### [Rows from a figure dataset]
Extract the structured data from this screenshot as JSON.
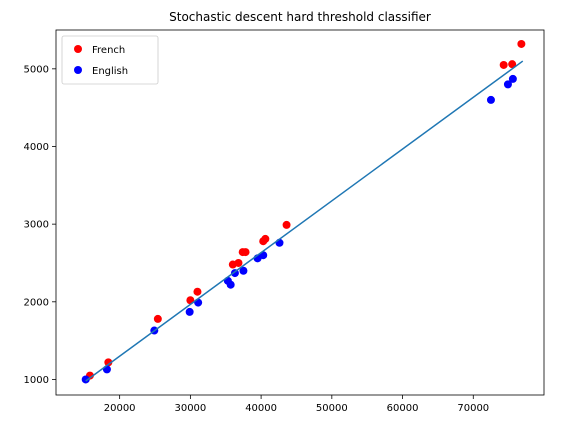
{
  "chart_data": {
    "type": "scatter",
    "title": "Stochastic descent hard threshold classifier",
    "xlabel": "",
    "ylabel": "",
    "xlim": [
      11000,
      80000
    ],
    "ylim": [
      800,
      5500
    ],
    "xticks": [
      20000,
      30000,
      40000,
      50000,
      60000,
      70000
    ],
    "yticks": [
      1000,
      2000,
      3000,
      4000,
      5000
    ],
    "x_tick_labels": [
      "20000",
      "30000",
      "40000",
      "50000",
      "60000",
      "70000"
    ],
    "y_tick_labels": [
      "1000",
      "2000",
      "3000",
      "4000",
      "5000"
    ],
    "grid": false,
    "legend_position": "top-left",
    "series": [
      {
        "name": "French",
        "color": "#ff0000",
        "points": [
          {
            "x": 15800,
            "y": 1050
          },
          {
            "x": 18400,
            "y": 1220
          },
          {
            "x": 25400,
            "y": 1780
          },
          {
            "x": 30000,
            "y": 2020
          },
          {
            "x": 31000,
            "y": 2130
          },
          {
            "x": 36000,
            "y": 2480
          },
          {
            "x": 36800,
            "y": 2500
          },
          {
            "x": 37400,
            "y": 2640
          },
          {
            "x": 37800,
            "y": 2640
          },
          {
            "x": 40300,
            "y": 2780
          },
          {
            "x": 40600,
            "y": 2810
          },
          {
            "x": 43600,
            "y": 2990
          },
          {
            "x": 74300,
            "y": 5050
          },
          {
            "x": 75500,
            "y": 5060
          },
          {
            "x": 76800,
            "y": 5320
          }
        ]
      },
      {
        "name": "English",
        "color": "#0000ff",
        "points": [
          {
            "x": 15200,
            "y": 1000
          },
          {
            "x": 18200,
            "y": 1130
          },
          {
            "x": 24900,
            "y": 1630
          },
          {
            "x": 29900,
            "y": 1870
          },
          {
            "x": 31100,
            "y": 1990
          },
          {
            "x": 35300,
            "y": 2270
          },
          {
            "x": 35700,
            "y": 2220
          },
          {
            "x": 36300,
            "y": 2370
          },
          {
            "x": 37500,
            "y": 2400
          },
          {
            "x": 39500,
            "y": 2560
          },
          {
            "x": 40300,
            "y": 2600
          },
          {
            "x": 42600,
            "y": 2760
          },
          {
            "x": 72500,
            "y": 4600
          },
          {
            "x": 74900,
            "y": 4800
          },
          {
            "x": 75600,
            "y": 4870
          }
        ]
      }
    ],
    "fit_line": {
      "color": "#1f77b4",
      "x0": 15200,
      "y0": 980,
      "x1": 77000,
      "y1": 5100
    }
  }
}
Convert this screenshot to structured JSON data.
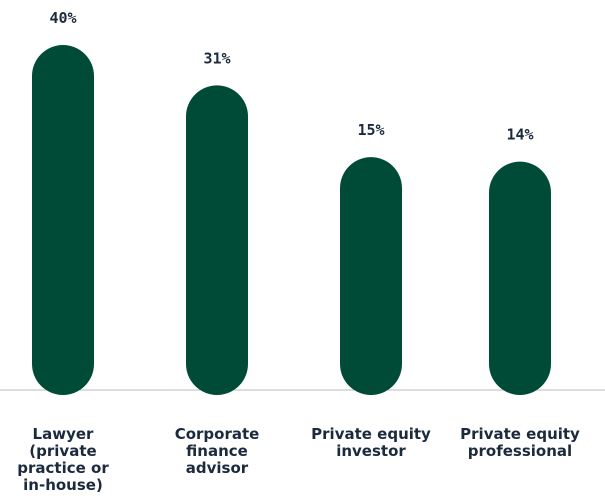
{
  "chart_data": {
    "type": "bar",
    "categories": [
      "Lawyer (private practice or in-house)",
      "Corporate finance advisor",
      "Private equity investor",
      "Private equity professional"
    ],
    "values": [
      40,
      31,
      15,
      14
    ],
    "value_labels": [
      "40%",
      "31%",
      "15%",
      "14%"
    ],
    "color": "#004b37",
    "ylim": [
      -38,
      40
    ]
  }
}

### [Exercise task]
Output the data above without changes, apart from leaving out the pictures.

### [Task result]
Extract the structured data from this screenshot as JSON.
{
  "chart_data": {
    "type": "scatter",
    "title": "Stochastic descent hard threshold classifier",
    "xlabel": "",
    "ylabel": "",
    "xlim": [
      11000,
      80000
    ],
    "ylim": [
      800,
      5500
    ],
    "xticks": [
      20000,
      30000,
      40000,
      50000,
      60000,
      70000
    ],
    "yticks": [
      1000,
      2000,
      3000,
      4000,
      5000
    ],
    "x_tick_labels": [
      "20000",
      "30000",
      "40000",
      "50000",
      "60000",
      "70000"
    ],
    "y_tick_labels": [
      "1000",
      "2000",
      "3000",
      "4000",
      "5000"
    ],
    "grid": false,
    "legend_position": "top-left",
    "series": [
      {
        "name": "French",
        "color": "#ff0000",
        "points": [
          {
            "x": 15800,
            "y": 1050
          },
          {
            "x": 18400,
            "y": 1220
          },
          {
            "x": 25400,
            "y": 1780
          },
          {
            "x": 30000,
            "y": 2020
          },
          {
            "x": 31000,
            "y": 2130
          },
          {
            "x": 36000,
            "y": 2480
          },
          {
            "x": 36800,
            "y": 2500
          },
          {
            "x": 37400,
            "y": 2640
          },
          {
            "x": 37800,
            "y": 2640
          },
          {
            "x": 40300,
            "y": 2780
          },
          {
            "x": 40600,
            "y": 2810
          },
          {
            "x": 43600,
            "y": 2990
          },
          {
            "x": 74300,
            "y": 5050
          },
          {
            "x": 75500,
            "y": 5060
          },
          {
            "x": 76800,
            "y": 5320
          }
        ]
      },
      {
        "name": "English",
        "color": "#0000ff",
        "points": [
          {
            "x": 15200,
            "y": 1000
          },
          {
            "x": 18200,
            "y": 1130
          },
          {
            "x": 24900,
            "y": 1630
          },
          {
            "x": 29900,
            "y": 1870
          },
          {
            "x": 31100,
            "y": 1990
          },
          {
            "x": 35300,
            "y": 2270
          },
          {
            "x": 35700,
            "y": 2220
          },
          {
            "x": 36300,
            "y": 2370
          },
          {
            "x": 37500,
            "y": 2400
          },
          {
            "x": 39500,
            "y": 2560
          },
          {
            "x": 40300,
            "y": 2600
          },
          {
            "x": 42600,
            "y": 2760
          },
          {
            "x": 72500,
            "y": 4600
          },
          {
            "x": 74900,
            "y": 4800
          },
          {
            "x": 75600,
            "y": 4870
          }
        ]
      }
    ],
    "fit_line": {
      "color": "#1f77b4",
      "x0": 15200,
      "y0": 980,
      "x1": 77000,
      "y1": 5100
    }
  }
}
Convert this screenshot to structured JSON data.
{
  "chart_data": {
    "type": "bar",
    "categories": [
      "Lawyer (private practice or in-house)",
      "Corporate finance advisor",
      "Private equity investor",
      "Private equity professional"
    ],
    "values": [
      40,
      31,
      15,
      14
    ],
    "value_labels": [
      "40%",
      "31%",
      "15%",
      "14%"
    ],
    "color": "#004b37",
    "ylim": [
      -38,
      40
    ]
  }
}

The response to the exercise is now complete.